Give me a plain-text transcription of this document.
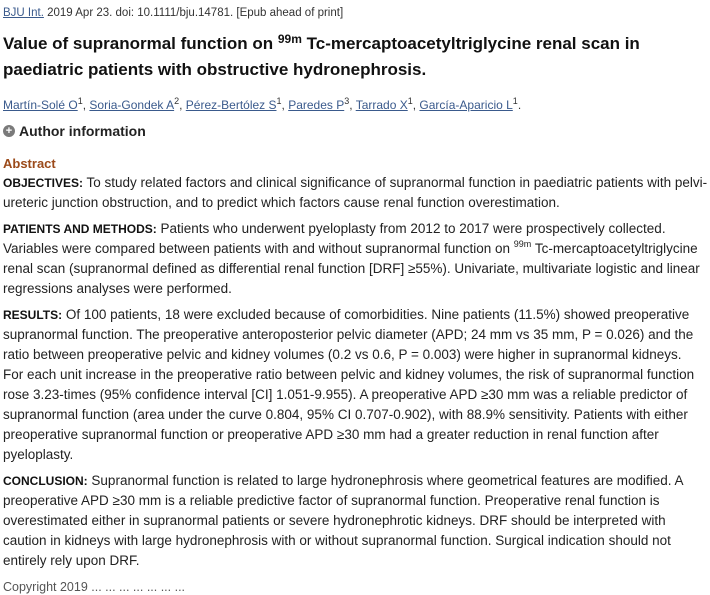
BJU Int. 2019 Apr 23. doi: 10.1111/bju.14781. [Epub ahead of print]
Value of supranormal function on $^{99m}$ Tc-mercaptoacetyltriglycine renal scan in paediatric patients with obstructive hydronephrosis.
Martín-Solé $O^1$, Soria-Gondek $A^2$, Pérez-Bertólez $S^1$, Paredes $P^3$, Tarrado $X^1$, García-Aparicio $L^1$.
+ Author information
Abstract

OBJECTIVES: To study related factors and clinical significance of supranormal function in paediatric patients with pelvi-ureteric junction obstruction, and to predict which factors cause renal function overestimation.

PATIENTS AND METHODS: Patients who underwent pyeloplasty from 2012 to 2017 were prospectively collected. Variables were compared between patients with and without supranormal function on $^{99m}$ Tc-mercaptoacetyltriglycine renal scan (supranormal defined as differential renal function [DRF] ≥55%). Univariate, multivariate logistic and linear regressions analyses were performed.

RESULTS: Of 100 patients, 18 were excluded because of comorbidities. Nine patients (11.5%) showed preoperative
supranormal function. The preoperative anteroposterior pelvic diameter (APD; 24 mm vs 35 mm, P = 0.026) and the
ratio between preoperative pelvic and kidney volumes (0.2 vs 0.6, P = 0.003) were higher in supranormal kidneys.
For each unit increase in the preoperative ratio between pelvic and kidney volumes, the risk of supranormal function
rose 3.23-times (95% confidence interval [CI] 1.051-9.955). A preoperative APD ≥30 mm was a reliable predictor of
supranormal function (area under the curve 0.804, 95% CI 0.707-0.902), with 88.9% sensitivity. Patients with either
preoperative supranormal function or preoperative APD ≥30 mm had a greater reduction in renal function after
pyeloplasty.

CONCLUSION: Supranormal function is related to large hydronephrosis where geometrical features are modified. A preoperative APD ≥30 mm is a reliable predictive factor of supranormal function. Preoperative renal function is overestimated either in supranormal patients or severe hydronephrotic kidneys. DRF should be interpreted with caution in kidneys with large hydronephrosis with or without supranormal function. Surgical indication should not entirely rely upon DRF.

Copyright 2019 ... ... ... ... ... ... ...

Assignment »
Check every line of the data, and copy the ones that contain "pyeloplasty".

Expected answer »
PATIENTS AND METHODS: Patients who underwent pyeloplasty from 2012 to 2017 were prospectively collected. Variables were compared between patients with and without supranormal function on $^{99m}$ Tc-mercaptoacetyltriglycine renal scan (supranormal defined as differential renal function [DRF] ≥55%). Univariate, multivariate logistic and linear regressions analyses were performed.
pyeloplasty.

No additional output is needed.